:: Given instruction ::
The material below should be written out in full and exactly; pictures stay out of the copy.

:: Material shown ::
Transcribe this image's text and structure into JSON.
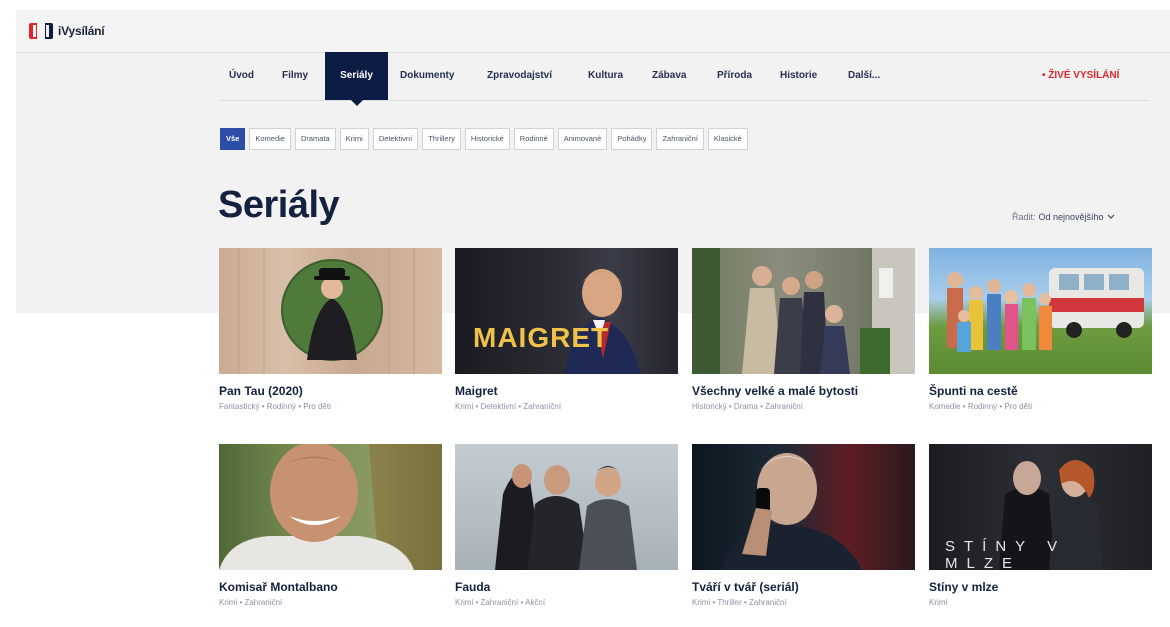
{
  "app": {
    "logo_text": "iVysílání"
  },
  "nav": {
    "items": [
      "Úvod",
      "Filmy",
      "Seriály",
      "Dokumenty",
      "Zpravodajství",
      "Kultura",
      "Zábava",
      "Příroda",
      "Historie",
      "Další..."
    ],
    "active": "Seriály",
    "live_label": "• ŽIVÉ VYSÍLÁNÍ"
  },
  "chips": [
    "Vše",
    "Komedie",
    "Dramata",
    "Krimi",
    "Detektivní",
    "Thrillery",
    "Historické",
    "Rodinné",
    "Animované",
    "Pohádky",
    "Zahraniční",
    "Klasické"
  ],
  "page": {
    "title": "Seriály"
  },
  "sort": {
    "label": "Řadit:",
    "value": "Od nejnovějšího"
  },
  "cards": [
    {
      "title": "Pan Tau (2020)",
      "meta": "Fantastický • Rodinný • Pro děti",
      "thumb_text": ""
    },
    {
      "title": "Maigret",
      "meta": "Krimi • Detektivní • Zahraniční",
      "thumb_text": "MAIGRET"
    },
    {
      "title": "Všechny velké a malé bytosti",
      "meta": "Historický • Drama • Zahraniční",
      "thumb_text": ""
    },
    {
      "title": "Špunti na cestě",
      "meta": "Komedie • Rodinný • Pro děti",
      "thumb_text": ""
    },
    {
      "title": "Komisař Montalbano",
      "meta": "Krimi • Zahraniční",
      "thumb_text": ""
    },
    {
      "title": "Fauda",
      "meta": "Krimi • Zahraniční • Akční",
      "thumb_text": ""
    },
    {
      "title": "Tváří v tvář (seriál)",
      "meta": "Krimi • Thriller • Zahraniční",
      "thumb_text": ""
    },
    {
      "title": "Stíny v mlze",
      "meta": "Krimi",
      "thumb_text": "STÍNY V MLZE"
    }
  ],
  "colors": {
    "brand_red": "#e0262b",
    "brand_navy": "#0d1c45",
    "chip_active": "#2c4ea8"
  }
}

:: Solution for this problem ::
Transcribe this image's text and structure into JSON.
{
  "app": {
    "logo_text": "iVysílání"
  },
  "nav": {
    "items": [
      "Úvod",
      "Filmy",
      "Seriály",
      "Dokumenty",
      "Zpravodajství",
      "Kultura",
      "Zábava",
      "Příroda",
      "Historie",
      "Další..."
    ],
    "active": "Seriály",
    "live_label": "• ŽIVÉ VYSÍLÁNÍ"
  },
  "chips": [
    "Vše",
    "Komedie",
    "Dramata",
    "Krimi",
    "Detektivní",
    "Thrillery",
    "Historické",
    "Rodinné",
    "Animované",
    "Pohádky",
    "Zahraniční",
    "Klasické"
  ],
  "page": {
    "title": "Seriály"
  },
  "sort": {
    "label": "Řadit:",
    "value": "Od nejnovějšího"
  },
  "cards": [
    {
      "title": "Pan Tau (2020)",
      "meta": "Fantastický • Rodinný • Pro děti",
      "thumb_text": ""
    },
    {
      "title": "Maigret",
      "meta": "Krimi • Detektivní • Zahraniční",
      "thumb_text": "MAIGRET"
    },
    {
      "title": "Všechny velké a malé bytosti",
      "meta": "Historický • Drama • Zahraniční",
      "thumb_text": ""
    },
    {
      "title": "Špunti na cestě",
      "meta": "Komedie • Rodinný • Pro děti",
      "thumb_text": ""
    },
    {
      "title": "Komisař Montalbano",
      "meta": "Krimi • Zahraniční",
      "thumb_text": ""
    },
    {
      "title": "Fauda",
      "meta": "Krimi • Zahraniční • Akční",
      "thumb_text": ""
    },
    {
      "title": "Tváří v tvář (seriál)",
      "meta": "Krimi • Thriller • Zahraniční",
      "thumb_text": ""
    },
    {
      "title": "Stíny v mlze",
      "meta": "Krimi",
      "thumb_text": "STÍNY V MLZE"
    }
  ],
  "colors": {
    "brand_red": "#e0262b",
    "brand_navy": "#0d1c45",
    "chip_active": "#2c4ea8"
  }
}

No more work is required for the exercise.